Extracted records
>> Start
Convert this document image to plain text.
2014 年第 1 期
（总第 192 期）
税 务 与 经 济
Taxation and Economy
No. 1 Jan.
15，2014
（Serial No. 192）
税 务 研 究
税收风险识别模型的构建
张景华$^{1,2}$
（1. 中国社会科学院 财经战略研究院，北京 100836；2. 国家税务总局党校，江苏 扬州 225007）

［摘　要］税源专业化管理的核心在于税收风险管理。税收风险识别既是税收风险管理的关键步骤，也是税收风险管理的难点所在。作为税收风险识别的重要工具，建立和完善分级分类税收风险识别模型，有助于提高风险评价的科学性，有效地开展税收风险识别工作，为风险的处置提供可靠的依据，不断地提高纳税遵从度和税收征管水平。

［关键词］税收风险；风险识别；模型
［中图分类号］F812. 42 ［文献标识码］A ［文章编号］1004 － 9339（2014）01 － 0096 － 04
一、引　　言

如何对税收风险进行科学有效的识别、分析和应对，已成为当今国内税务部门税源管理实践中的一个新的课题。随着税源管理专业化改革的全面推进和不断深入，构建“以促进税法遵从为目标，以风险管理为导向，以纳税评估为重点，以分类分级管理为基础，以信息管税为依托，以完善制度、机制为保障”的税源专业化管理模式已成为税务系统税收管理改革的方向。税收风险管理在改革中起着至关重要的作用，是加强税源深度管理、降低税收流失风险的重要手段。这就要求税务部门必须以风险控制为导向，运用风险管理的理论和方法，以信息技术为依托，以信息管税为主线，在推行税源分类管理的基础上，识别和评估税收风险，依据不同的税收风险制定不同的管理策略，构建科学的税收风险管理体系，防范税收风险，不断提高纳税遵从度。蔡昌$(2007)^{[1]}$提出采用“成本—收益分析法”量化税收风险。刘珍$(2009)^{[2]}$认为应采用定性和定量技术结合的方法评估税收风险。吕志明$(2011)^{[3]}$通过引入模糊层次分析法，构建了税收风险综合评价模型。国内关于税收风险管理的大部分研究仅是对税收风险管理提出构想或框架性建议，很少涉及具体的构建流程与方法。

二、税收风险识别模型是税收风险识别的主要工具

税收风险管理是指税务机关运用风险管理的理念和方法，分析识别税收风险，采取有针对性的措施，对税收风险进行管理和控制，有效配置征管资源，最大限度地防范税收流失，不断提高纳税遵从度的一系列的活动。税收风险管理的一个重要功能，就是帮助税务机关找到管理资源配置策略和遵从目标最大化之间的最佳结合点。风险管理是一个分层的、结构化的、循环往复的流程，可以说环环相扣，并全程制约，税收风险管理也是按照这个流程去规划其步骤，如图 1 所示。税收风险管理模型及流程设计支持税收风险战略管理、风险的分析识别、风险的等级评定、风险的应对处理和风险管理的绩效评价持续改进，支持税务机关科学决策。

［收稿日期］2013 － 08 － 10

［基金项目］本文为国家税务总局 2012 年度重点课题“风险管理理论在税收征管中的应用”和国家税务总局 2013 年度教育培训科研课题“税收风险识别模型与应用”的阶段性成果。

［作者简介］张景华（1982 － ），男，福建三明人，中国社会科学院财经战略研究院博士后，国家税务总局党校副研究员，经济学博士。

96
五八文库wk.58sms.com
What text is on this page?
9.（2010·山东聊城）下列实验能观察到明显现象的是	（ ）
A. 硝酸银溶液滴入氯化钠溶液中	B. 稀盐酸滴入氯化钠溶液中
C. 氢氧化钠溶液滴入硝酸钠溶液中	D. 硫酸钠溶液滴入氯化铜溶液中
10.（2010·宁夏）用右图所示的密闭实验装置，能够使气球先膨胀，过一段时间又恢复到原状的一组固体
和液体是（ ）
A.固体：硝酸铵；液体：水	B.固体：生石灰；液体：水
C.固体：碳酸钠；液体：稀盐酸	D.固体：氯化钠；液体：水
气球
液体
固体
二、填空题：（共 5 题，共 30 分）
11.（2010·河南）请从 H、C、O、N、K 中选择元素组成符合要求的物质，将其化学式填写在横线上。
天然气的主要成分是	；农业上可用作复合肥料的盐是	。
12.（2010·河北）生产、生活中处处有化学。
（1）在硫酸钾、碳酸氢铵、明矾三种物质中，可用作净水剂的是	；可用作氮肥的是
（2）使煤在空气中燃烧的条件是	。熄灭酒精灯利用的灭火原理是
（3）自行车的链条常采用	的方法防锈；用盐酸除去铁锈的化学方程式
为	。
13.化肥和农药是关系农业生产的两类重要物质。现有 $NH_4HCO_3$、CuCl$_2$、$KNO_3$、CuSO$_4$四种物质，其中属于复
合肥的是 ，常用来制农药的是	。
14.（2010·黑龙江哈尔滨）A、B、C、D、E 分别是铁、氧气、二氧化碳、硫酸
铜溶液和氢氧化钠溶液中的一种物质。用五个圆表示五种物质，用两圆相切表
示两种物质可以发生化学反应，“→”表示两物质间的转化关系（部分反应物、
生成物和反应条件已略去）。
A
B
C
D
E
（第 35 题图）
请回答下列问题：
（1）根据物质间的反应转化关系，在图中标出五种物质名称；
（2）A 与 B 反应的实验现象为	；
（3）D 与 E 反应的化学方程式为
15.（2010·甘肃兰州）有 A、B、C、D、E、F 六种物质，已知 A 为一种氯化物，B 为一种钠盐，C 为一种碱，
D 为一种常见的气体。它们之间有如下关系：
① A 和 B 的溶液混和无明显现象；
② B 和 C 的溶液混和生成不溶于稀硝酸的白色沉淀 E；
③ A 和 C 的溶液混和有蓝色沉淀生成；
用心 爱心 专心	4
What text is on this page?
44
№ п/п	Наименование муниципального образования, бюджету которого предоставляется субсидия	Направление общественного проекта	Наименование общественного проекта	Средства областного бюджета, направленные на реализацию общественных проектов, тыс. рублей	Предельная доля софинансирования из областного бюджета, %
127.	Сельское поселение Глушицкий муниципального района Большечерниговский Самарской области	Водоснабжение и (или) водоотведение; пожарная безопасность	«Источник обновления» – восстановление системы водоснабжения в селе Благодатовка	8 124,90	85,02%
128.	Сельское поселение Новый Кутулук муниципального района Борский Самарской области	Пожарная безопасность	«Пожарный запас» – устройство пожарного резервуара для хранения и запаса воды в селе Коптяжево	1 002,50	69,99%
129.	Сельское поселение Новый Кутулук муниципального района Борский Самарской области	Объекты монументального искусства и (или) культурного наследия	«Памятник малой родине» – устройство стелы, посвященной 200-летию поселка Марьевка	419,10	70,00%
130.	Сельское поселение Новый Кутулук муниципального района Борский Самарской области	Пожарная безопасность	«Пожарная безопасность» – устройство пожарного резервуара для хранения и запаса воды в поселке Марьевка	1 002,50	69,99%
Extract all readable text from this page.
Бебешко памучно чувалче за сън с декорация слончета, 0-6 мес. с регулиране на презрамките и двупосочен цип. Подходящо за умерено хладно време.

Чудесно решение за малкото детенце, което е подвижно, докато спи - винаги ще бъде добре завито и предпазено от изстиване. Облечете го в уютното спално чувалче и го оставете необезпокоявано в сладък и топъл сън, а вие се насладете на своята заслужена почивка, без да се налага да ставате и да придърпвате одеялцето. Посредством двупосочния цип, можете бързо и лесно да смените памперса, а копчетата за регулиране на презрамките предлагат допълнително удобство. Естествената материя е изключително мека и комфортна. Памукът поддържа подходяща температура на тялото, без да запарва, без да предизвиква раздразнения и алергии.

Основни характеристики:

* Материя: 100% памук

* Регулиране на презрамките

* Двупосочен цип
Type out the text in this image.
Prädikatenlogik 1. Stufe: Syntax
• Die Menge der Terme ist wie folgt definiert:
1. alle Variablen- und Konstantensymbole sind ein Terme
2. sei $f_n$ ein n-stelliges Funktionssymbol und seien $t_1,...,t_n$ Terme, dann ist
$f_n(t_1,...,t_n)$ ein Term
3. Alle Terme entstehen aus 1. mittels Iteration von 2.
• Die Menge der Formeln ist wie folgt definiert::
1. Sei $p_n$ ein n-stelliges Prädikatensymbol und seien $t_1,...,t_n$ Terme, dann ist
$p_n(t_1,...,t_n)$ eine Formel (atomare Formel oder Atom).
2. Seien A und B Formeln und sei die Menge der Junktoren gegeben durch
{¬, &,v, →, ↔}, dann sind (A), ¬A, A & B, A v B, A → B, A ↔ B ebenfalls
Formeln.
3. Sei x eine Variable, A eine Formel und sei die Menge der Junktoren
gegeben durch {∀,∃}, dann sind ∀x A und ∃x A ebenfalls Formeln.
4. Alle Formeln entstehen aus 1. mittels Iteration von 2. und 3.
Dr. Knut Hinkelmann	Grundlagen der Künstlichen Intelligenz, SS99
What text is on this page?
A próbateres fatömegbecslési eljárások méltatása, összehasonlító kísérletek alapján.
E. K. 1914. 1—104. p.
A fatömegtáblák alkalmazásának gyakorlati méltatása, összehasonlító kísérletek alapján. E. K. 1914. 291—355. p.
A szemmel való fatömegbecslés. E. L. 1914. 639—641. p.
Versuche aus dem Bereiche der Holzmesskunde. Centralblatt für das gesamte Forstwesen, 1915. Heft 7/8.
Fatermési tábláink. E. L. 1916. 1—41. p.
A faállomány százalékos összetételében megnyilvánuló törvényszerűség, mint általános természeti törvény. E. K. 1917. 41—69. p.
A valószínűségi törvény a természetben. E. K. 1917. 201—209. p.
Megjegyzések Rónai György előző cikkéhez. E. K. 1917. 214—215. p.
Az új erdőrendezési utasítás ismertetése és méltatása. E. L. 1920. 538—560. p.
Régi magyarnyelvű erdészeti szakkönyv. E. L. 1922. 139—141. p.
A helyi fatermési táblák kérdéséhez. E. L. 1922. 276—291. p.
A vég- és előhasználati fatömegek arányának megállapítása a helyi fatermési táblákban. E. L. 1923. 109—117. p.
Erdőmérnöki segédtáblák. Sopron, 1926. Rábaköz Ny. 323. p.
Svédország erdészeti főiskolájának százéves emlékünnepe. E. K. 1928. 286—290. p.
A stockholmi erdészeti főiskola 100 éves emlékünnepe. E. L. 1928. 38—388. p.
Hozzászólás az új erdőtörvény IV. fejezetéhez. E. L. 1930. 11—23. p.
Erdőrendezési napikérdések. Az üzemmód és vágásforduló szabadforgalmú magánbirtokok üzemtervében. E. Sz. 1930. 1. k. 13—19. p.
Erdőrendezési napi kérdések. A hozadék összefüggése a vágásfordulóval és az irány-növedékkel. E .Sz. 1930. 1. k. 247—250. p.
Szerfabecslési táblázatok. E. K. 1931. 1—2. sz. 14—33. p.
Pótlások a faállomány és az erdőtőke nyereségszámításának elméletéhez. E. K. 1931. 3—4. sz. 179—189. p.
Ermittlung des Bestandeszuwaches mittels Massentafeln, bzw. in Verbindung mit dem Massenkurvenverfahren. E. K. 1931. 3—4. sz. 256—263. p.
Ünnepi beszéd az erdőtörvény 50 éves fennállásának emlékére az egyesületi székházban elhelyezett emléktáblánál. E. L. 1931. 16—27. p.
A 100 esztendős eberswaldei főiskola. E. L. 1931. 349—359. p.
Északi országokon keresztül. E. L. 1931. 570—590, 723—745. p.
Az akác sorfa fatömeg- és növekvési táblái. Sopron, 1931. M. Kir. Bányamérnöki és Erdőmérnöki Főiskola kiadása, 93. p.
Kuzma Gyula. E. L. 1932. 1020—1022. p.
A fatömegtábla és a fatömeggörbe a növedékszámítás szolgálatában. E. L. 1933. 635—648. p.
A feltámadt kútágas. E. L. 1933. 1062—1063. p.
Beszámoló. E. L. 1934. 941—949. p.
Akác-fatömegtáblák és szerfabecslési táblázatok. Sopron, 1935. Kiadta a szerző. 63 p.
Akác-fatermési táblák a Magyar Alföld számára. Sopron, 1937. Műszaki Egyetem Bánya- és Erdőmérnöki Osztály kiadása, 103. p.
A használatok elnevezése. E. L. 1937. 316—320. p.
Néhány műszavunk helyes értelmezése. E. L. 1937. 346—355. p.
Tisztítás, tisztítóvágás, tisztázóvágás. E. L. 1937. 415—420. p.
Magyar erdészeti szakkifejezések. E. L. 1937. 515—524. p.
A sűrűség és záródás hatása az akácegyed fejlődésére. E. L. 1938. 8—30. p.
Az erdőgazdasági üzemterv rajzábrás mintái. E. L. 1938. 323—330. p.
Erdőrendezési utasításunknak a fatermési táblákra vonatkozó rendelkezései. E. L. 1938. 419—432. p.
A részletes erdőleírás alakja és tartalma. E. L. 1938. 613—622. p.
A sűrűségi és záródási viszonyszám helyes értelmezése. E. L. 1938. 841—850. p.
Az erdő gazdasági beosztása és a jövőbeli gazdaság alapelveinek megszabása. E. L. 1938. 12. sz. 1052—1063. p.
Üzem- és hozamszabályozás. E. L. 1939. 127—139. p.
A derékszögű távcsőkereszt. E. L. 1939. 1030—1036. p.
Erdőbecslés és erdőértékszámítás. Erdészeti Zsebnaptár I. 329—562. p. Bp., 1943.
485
>> End
Look through the entries and find each line that has the string "Iteration". Copy those lines.

3. Alle Terme entstehen aus 1. mittels Iteration von 2.
4. Alle Formeln entstehen aus 1. mittels Iteration von 2. und 3.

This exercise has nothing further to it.